## Dataset content:
* START *

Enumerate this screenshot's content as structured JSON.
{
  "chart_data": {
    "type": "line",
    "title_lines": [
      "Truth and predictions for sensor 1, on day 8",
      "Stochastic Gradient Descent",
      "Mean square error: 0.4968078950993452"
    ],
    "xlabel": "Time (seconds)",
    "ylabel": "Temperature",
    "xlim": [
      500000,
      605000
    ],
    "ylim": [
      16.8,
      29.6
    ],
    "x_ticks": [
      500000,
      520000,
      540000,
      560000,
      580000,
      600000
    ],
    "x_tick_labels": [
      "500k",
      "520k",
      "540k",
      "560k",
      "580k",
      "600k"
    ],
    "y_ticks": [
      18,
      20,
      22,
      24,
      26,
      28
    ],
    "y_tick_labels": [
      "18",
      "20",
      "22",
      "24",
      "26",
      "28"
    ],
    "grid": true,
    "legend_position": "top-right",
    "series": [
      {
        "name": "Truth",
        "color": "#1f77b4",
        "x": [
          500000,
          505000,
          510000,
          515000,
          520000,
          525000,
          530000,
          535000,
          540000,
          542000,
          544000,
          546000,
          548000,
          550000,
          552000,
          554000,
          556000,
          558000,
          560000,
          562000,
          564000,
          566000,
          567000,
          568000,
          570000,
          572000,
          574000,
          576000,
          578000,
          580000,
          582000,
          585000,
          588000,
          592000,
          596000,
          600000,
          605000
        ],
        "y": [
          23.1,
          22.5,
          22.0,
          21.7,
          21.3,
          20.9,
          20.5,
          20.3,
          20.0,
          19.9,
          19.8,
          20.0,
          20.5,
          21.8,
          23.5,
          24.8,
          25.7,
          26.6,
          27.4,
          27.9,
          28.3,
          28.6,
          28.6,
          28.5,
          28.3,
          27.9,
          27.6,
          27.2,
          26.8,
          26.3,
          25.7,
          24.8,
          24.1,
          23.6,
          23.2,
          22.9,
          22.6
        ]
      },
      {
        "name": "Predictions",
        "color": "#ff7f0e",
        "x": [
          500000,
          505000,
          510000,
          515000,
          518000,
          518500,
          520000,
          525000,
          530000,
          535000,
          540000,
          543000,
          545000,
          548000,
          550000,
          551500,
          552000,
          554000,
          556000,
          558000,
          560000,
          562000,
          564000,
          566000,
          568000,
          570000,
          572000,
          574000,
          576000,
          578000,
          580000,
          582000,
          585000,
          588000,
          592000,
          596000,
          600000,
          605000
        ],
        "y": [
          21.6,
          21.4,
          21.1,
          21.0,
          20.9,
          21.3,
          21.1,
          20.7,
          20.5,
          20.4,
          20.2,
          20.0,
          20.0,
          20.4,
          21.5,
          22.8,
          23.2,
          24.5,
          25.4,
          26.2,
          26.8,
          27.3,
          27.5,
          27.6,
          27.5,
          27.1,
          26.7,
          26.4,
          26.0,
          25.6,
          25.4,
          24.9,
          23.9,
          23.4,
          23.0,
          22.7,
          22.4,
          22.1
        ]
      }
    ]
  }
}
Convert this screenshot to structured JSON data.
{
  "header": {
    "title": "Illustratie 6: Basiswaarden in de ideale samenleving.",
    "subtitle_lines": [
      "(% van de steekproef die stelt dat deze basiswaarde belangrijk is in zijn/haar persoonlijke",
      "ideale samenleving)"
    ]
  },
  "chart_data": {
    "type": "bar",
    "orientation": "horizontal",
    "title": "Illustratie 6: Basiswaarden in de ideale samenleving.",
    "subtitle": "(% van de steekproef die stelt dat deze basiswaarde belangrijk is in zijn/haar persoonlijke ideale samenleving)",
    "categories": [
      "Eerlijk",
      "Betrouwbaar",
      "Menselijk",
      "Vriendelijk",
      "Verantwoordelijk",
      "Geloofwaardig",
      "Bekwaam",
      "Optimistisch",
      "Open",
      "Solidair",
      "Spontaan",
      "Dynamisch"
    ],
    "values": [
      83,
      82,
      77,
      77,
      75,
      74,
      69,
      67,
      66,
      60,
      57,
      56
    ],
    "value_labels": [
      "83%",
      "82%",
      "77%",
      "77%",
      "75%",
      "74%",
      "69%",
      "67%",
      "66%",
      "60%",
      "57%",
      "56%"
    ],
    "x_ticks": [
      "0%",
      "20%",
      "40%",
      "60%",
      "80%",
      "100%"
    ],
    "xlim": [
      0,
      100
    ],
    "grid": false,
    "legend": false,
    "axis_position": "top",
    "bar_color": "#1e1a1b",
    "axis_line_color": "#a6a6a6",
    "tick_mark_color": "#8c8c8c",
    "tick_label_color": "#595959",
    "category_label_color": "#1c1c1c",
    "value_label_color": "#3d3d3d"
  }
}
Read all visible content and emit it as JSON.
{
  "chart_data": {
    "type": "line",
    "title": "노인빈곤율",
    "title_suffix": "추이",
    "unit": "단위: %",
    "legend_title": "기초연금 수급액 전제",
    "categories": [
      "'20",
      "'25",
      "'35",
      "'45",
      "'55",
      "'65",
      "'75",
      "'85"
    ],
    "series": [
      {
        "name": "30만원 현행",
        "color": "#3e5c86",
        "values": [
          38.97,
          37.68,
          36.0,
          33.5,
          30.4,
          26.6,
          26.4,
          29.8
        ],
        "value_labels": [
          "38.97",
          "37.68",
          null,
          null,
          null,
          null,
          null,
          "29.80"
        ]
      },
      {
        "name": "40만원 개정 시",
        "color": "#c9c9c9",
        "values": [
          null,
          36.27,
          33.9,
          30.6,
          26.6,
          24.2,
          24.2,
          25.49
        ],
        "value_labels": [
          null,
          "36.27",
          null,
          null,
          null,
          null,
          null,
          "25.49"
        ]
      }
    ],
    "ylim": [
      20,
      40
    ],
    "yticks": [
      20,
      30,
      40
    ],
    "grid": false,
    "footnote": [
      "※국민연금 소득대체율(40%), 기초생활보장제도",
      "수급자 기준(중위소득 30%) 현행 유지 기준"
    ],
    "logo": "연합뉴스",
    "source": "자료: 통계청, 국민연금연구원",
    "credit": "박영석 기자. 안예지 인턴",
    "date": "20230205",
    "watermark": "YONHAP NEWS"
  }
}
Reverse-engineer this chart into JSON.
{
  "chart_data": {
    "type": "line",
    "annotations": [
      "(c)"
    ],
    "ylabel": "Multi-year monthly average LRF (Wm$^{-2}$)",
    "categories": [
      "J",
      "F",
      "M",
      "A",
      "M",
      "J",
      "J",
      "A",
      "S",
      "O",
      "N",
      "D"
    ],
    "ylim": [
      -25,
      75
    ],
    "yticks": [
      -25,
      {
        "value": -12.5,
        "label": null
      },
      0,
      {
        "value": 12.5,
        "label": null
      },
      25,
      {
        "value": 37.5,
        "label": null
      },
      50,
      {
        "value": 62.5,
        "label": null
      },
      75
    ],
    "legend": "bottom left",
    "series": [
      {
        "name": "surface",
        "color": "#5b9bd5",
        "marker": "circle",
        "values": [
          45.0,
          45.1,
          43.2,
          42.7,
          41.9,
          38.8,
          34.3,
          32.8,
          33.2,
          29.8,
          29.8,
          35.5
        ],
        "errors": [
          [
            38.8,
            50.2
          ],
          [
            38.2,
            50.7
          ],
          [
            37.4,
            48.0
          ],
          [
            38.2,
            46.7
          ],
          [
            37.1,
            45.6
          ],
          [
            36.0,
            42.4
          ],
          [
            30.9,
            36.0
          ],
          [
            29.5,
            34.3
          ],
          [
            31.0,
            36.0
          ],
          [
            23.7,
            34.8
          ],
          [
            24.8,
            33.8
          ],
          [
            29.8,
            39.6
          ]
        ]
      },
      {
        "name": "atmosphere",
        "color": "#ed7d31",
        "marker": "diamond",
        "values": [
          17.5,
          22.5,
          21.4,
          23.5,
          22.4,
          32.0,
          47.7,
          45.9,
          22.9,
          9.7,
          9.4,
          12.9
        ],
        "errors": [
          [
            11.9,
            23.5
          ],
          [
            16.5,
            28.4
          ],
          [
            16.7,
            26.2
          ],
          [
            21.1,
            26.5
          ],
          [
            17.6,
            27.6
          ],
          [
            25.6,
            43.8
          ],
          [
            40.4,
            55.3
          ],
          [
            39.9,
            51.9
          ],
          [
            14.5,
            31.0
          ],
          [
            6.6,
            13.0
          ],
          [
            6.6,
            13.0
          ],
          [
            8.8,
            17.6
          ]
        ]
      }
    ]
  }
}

* END *

## Given instruction:
Each line that holds the word "screenshot" is to be copied.

## Expected answer:
Enumerate this screenshot's content as structured JSON.
Convert this screenshot to structured JSON data.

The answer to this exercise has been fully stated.